— start —
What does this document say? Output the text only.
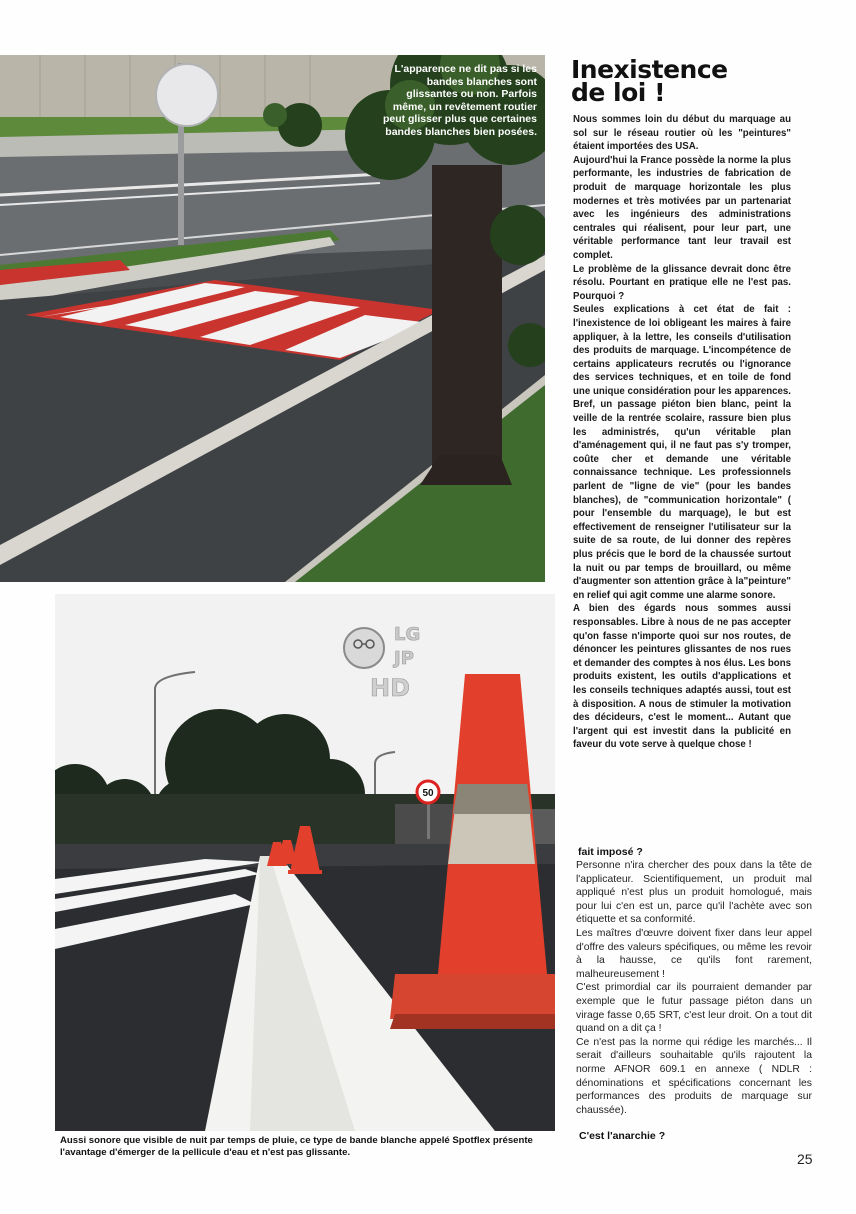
L'apparence ne dit pas si les bandes blanches sont glissantes ou non. Parfois même, un revêtement routier peut glisser plus que certaines bandes blanches bien posées.
Inexistence
de loi !

Nous sommes loin du début du marquage au sol sur le réseau routier où les "peintures" étaient importées des USA.

Aujourd'hui la France possède la norme la plus performante, les industries de fabrication de produit de marquage horizontale les plus modernes et très motivées par un partenariat avec les ingénieurs des administrations centrales qui réalisent, pour leur part, une véritable performance tant leur travail est complet.

Le problème de la glissance devrait donc être résolu. Pourtant en pratique elle ne l'est pas. Pourquoi ?

Seules explications à cet état de fait : l'inexistence de loi obligeant les maires à faire appliquer, à la lettre, les conseils d'utilisation des produits de marquage. L'incompétence de certains applicateurs recrutés ou l'ignorance des services techniques, et en toile de fond une unique considération pour les apparences. Bref, un passage piéton bien blanc, peint la veille de la rentrée scolaire, rassure bien plus les administrés, qu'un véritable plan d'aménagement qui, il ne faut pas s'y tromper, coûte cher et demande une véritable connaissance technique. Les professionnels parlent de "ligne de vie" (pour les bandes blanches), de "communication horizontale" ( pour l'ensemble du marquage), le but est effectivement de renseigner l'utilisateur sur la suite de sa route, de lui donner des repères plus précis que le bord de la chaussée surtout la nuit ou par temps de brouillard, ou même d'augmenter son attention grâce à la"peinture" en relief qui agit comme une alarme sonore.

A bien des égards nous sommes aussi responsables. Libre à nous de ne pas accepter qu'on fasse n'importe quoi sur nos routes, de dénoncer les peintures glissantes de nos rues et demander des comptes à nos élus. Les bons produits existent, les outils d'applications et les conseils techniques adaptés aussi, tout est à disposition. A nous de stimuler la motivation des décideurs, c'est le moment... Autant que l'argent qui est investit dans la publicité en faveur du vote serve à quelque chose !

50
LG
JP
HD
Aussi sonore que visible de nuit par temps de pluie, ce type de bande blanche appelé Spotflex présente l'avantage d'émerger de la pellicule d'eau et n'est pas glissante.
fait imposé ?

Personne n'ira chercher des poux dans la tête de l'applicateur. Scientifiquement, un produit mal appliqué n'est plus un produit homologué, mais pour lui c'en est un, parce qu'il l'achète avec son étiquette et sa conformité.

Les maîtres d'œuvre doivent fixer dans leur appel d'offre des valeurs spécifiques, ou même les revoir à la hausse, ce qu'ils font rarement, malheureusement !

C'est primordial car ils pourraient demander par exemple que le futur passage piéton dans un virage fasse 0,65 SRT, c'est leur droit. On a tout dit quand on a dit ça !

Ce n'est pas la norme qui rédige les marchés... Il serait d'ailleurs souhaitable qu'ils rajoutent la norme AFNOR 609.1 en annexe ( NDLR : dénominations et spécifications concernant les performances des produits de marquage sur chaussée).

C'est l'anarchie ?
25
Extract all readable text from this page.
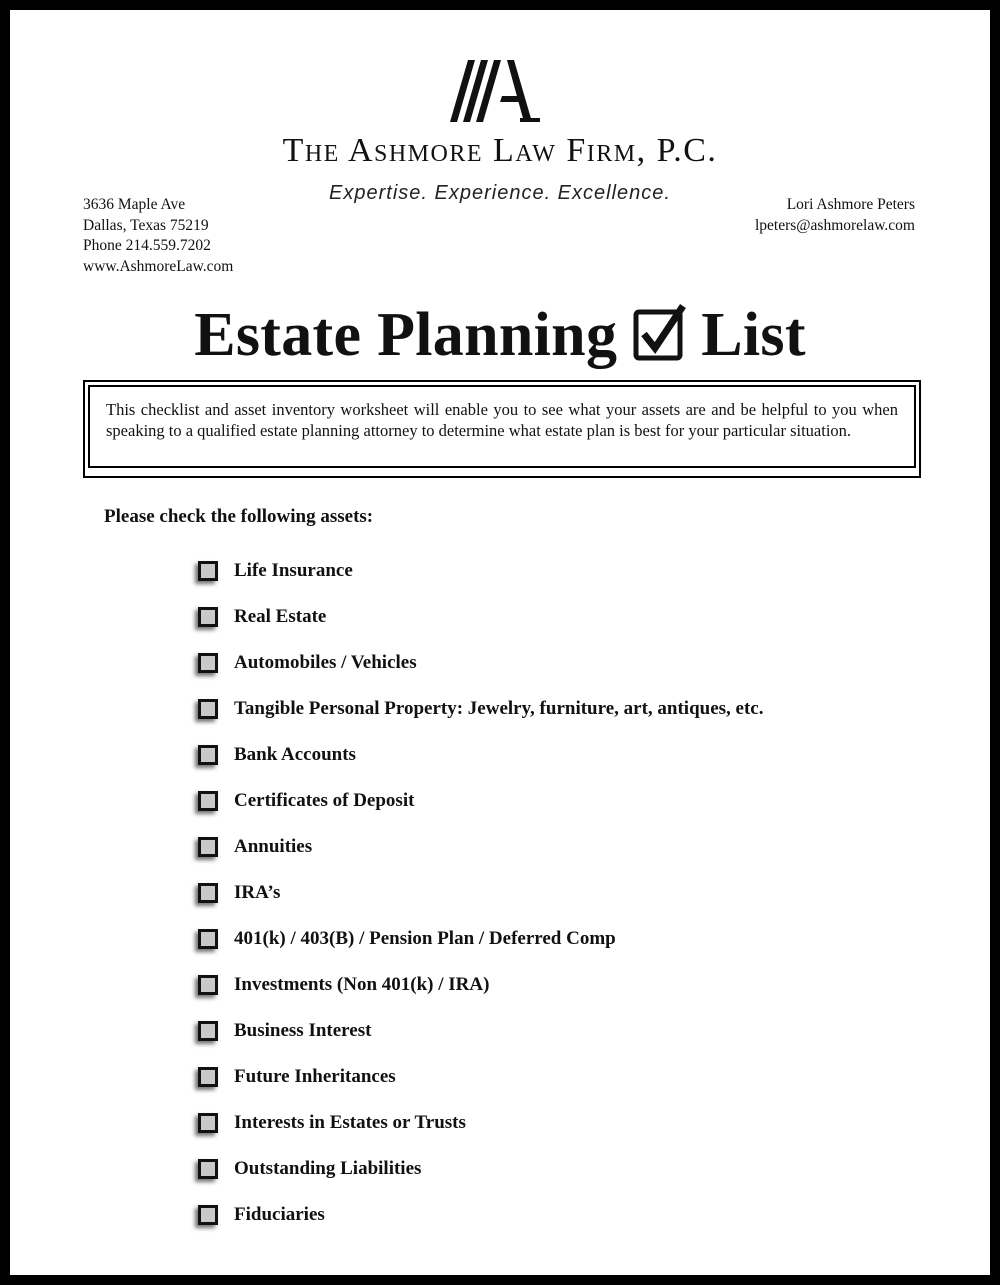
The Ashmore Law Firm, P.C.
Expertise. Experience. Excellence.
3636 Maple Ave
Dallas, Texas 75219
Phone 214.559.7202
www.AshmoreLaw.com
Lori Ashmore Peters
lpeters@ashmorelaw.com
Estate Planning List
This checklist and asset inventory worksheet will enable you to see what your assets are and be helpful to you when speaking to a qualified estate planning attorney to determine what estate plan is best for your particular situation.
Please check the following assets:
Life Insurance
Real Estate
Automobiles / Vehicles
Tangible Personal Property: Jewelry, furniture, art, antiques, etc.
Bank Accounts
Certificates of Deposit
Annuities
IRA’s
401(k) / 403(B) / Pension Plan / Deferred Comp
Investments (Non 401(k) / IRA)
Business Interest
Future Inheritances
Interests in Estates or Trusts
Outstanding Liabilities
Fiduciaries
— end —
STATED GOAL: Leave out all pictures, then copy the remaining material exactly.

REPLY:
What does this document say? Output the text only.
L'apparence ne dit pas si les bandes blanches sont glissantes ou non. Parfois même, un revêtement routier peut glisser plus que certaines bandes blanches bien posées.
Inexistence
de loi !

Nous sommes loin du début du marquage au sol sur le réseau routier où les "peintures" étaient importées des USA.

Aujourd'hui la France possède la norme la plus performante, les industries de fabrication de produit de marquage horizontale les plus modernes et très motivées par un partenariat avec les ingénieurs des administrations centrales qui réalisent, pour leur part, une véritable performance tant leur travail est complet.

Le problème de la glissance devrait donc être résolu. Pourtant en pratique elle ne l'est pas. Pourquoi ?

Seules explications à cet état de fait : l'inexistence de loi obligeant les maires à faire appliquer, à la lettre, les conseils d'utilisation des produits de marquage. L'incompétence de certains applicateurs recrutés ou l'ignorance des services techniques, et en toile de fond une unique considération pour les apparences. Bref, un passage piéton bien blanc, peint la veille de la rentrée scolaire, rassure bien plus les administrés, qu'un véritable plan d'aménagement qui, il ne faut pas s'y tromper, coûte cher et demande une véritable connaissance technique. Les professionnels parlent de "ligne de vie" (pour les bandes blanches), de "communication horizontale" ( pour l'ensemble du marquage), le but est effectivement de renseigner l'utilisateur sur la suite de sa route, de lui donner des repères plus précis que le bord de la chaussée surtout la nuit ou par temps de brouillard, ou même d'augmenter son attention grâce à la"peinture" en relief qui agit comme une alarme sonore.

A bien des égards nous sommes aussi responsables. Libre à nous de ne pas accepter qu'on fasse n'importe quoi sur nos routes, de dénoncer les peintures glissantes de nos rues et demander des comptes à nos élus. Les bons produits existent, les outils d'applications et les conseils techniques adaptés aussi, tout est à disposition. A nous de stimuler la motivation des décideurs, c'est le moment... Autant que l'argent qui est investit dans la publicité en faveur du vote serve à quelque chose !

50
LG
JP
HD
Aussi sonore que visible de nuit par temps de pluie, ce type de bande blanche appelé Spotflex présente l'avantage d'émerger de la pellicule d'eau et n'est pas glissante.
fait imposé ?

Personne n'ira chercher des poux dans la tête de l'applicateur. Scientifiquement, un produit mal appliqué n'est plus un produit homologué, mais pour lui c'en est un, parce qu'il l'achète avec son étiquette et sa conformité.

Les maîtres d'œuvre doivent fixer dans leur appel d'offre des valeurs spécifiques, ou même les revoir à la hausse, ce qu'ils font rarement, malheureusement !

C'est primordial car ils pourraient demander par exemple que le futur passage piéton dans un virage fasse 0,65 SRT, c'est leur droit. On a tout dit quand on a dit ça !

Ce n'est pas la norme qui rédige les marchés... Il serait d'ailleurs souhaitable qu'ils rajoutent la norme AFNOR 609.1 en annexe ( NDLR : dénominations et spécifications concernant les performances des produits de marquage sur chaussée).

C'est l'anarchie ?
25
Extract all readable text from this page.
The Ashmore Law Firm, P.C.
Expertise. Experience. Excellence.
3636 Maple Ave
Dallas, Texas 75219
Phone 214.559.7202
www.AshmoreLaw.com
Lori Ashmore Peters
lpeters@ashmorelaw.com
Estate Planning List
This checklist and asset inventory worksheet will enable you to see what your assets are and be helpful to you when speaking to a qualified estate planning attorney to determine what estate plan is best for your particular situation.
Please check the following assets:
Life Insurance
Real Estate
Automobiles / Vehicles
Tangible Personal Property: Jewelry, furniture, art, antiques, etc.
Bank Accounts
Certificates of Deposit
Annuities
IRA’s
401(k) / 403(B) / Pension Plan / Deferred Comp
Investments (Non 401(k) / IRA)
Business Interest
Future Inheritances
Interests in Estates or Trusts
Outstanding Liabilities
Fiduciaries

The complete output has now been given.